[Data items]
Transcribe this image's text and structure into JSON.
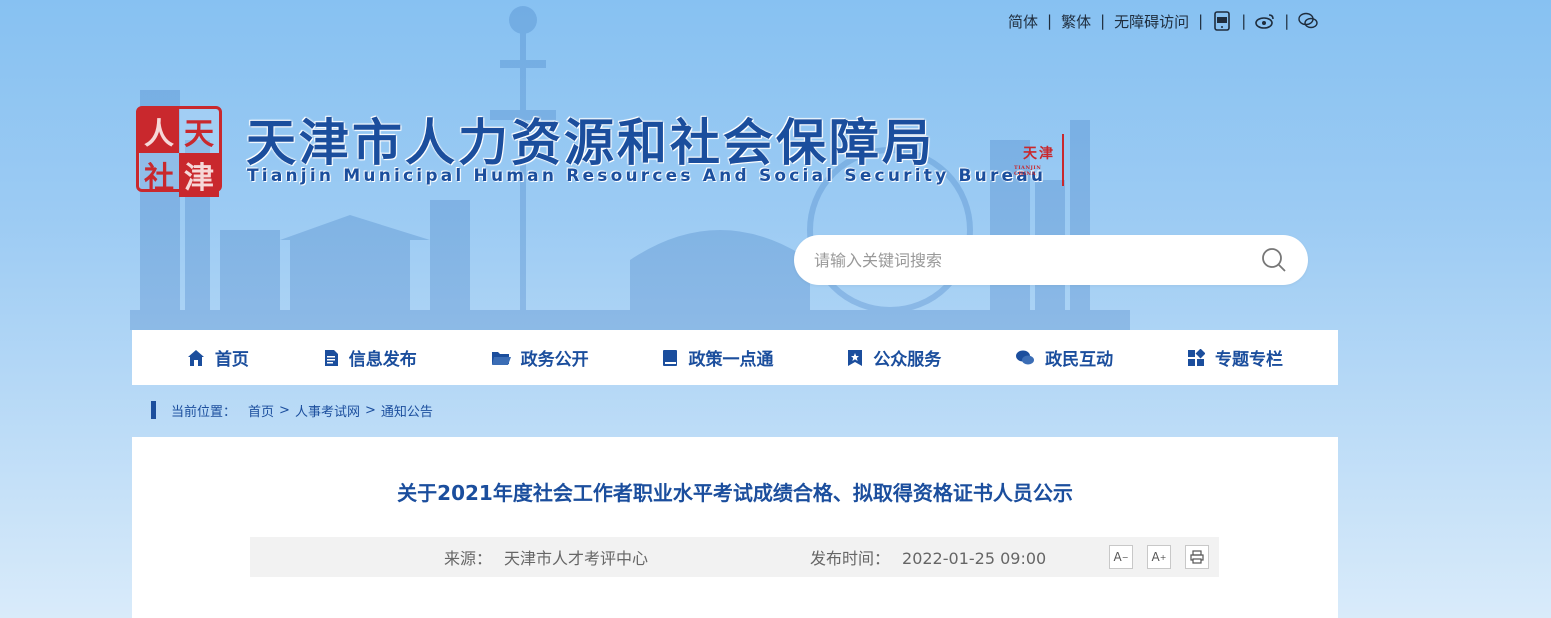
{
  "topbar": {
    "simplified": "简体",
    "traditional": "繁体",
    "accessible": "无障碍访问",
    "separator": "|"
  },
  "header": {
    "title": "天津市人力资源和社会保障局",
    "subtitle": "Tianjin Municipal Human Resources And Social Security Bureau",
    "seal_chars": [
      "人",
      "天",
      "社",
      "津"
    ],
    "mini_seal_chars": [
      "天",
      "津"
    ],
    "mini_seal_caption": "TIANJIN CHINA"
  },
  "search": {
    "placeholder": "请输入关键词搜索"
  },
  "nav": {
    "items": [
      {
        "label": "首页",
        "icon": "home-icon"
      },
      {
        "label": "信息发布",
        "icon": "document-icon"
      },
      {
        "label": "政务公开",
        "icon": "folder-icon"
      },
      {
        "label": "政策一点通",
        "icon": "book-icon"
      },
      {
        "label": "公众服务",
        "icon": "bookmark-star-icon"
      },
      {
        "label": "政民互动",
        "icon": "chat-icon"
      },
      {
        "label": "专题专栏",
        "icon": "grid-icon"
      }
    ]
  },
  "breadcrumb": {
    "prefix": "当前位置：",
    "items": [
      "首页",
      "人事考试网",
      "通知公告"
    ],
    "separator": ">"
  },
  "article": {
    "title": "关于2021年度社会工作者职业水平考试成绩合格、拟取得资格证书人员公示",
    "source_label": "来源：",
    "source": "天津市人才考评中心",
    "time_label": "发布时间：",
    "time": "2022-01-25 09:00",
    "tools": {
      "font_smaller": "A",
      "font_larger": "A",
      "minus": "−",
      "plus": "+"
    }
  },
  "colors": {
    "brand_blue": "#1b4e9d",
    "seal_red": "#c9282d",
    "bg_top": "#87c1f2",
    "meta_bg": "#f2f2f2"
  }
}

-- Description of the task --
Transcribe the material exactly, leaving every picture out.

-- Output below --
Transcribe this image's text and structure into JSON.
{
  "topbar": {
    "simplified": "简体",
    "traditional": "繁体",
    "accessible": "无障碍访问",
    "separator": "|"
  },
  "header": {
    "title": "天津市人力资源和社会保障局",
    "subtitle": "Tianjin Municipal Human Resources And Social Security Bureau",
    "seal_chars": [
      "人",
      "天",
      "社",
      "津"
    ],
    "mini_seal_chars": [
      "天",
      "津"
    ],
    "mini_seal_caption": "TIANJIN CHINA"
  },
  "search": {
    "placeholder": "请输入关键词搜索"
  },
  "nav": {
    "items": [
      {
        "label": "首页",
        "icon": "home-icon"
      },
      {
        "label": "信息发布",
        "icon": "document-icon"
      },
      {
        "label": "政务公开",
        "icon": "folder-icon"
      },
      {
        "label": "政策一点通",
        "icon": "book-icon"
      },
      {
        "label": "公众服务",
        "icon": "bookmark-star-icon"
      },
      {
        "label": "政民互动",
        "icon": "chat-icon"
      },
      {
        "label": "专题专栏",
        "icon": "grid-icon"
      }
    ]
  },
  "breadcrumb": {
    "prefix": "当前位置：",
    "items": [
      "首页",
      "人事考试网",
      "通知公告"
    ],
    "separator": ">"
  },
  "article": {
    "title": "关于2021年度社会工作者职业水平考试成绩合格、拟取得资格证书人员公示",
    "source_label": "来源：",
    "source": "天津市人才考评中心",
    "time_label": "发布时间：",
    "time": "2022-01-25 09:00",
    "tools": {
      "font_smaller": "A",
      "font_larger": "A",
      "minus": "−",
      "plus": "+"
    }
  },
  "colors": {
    "brand_blue": "#1b4e9d",
    "seal_red": "#c9282d",
    "bg_top": "#87c1f2",
    "meta_bg": "#f2f2f2"
  }
}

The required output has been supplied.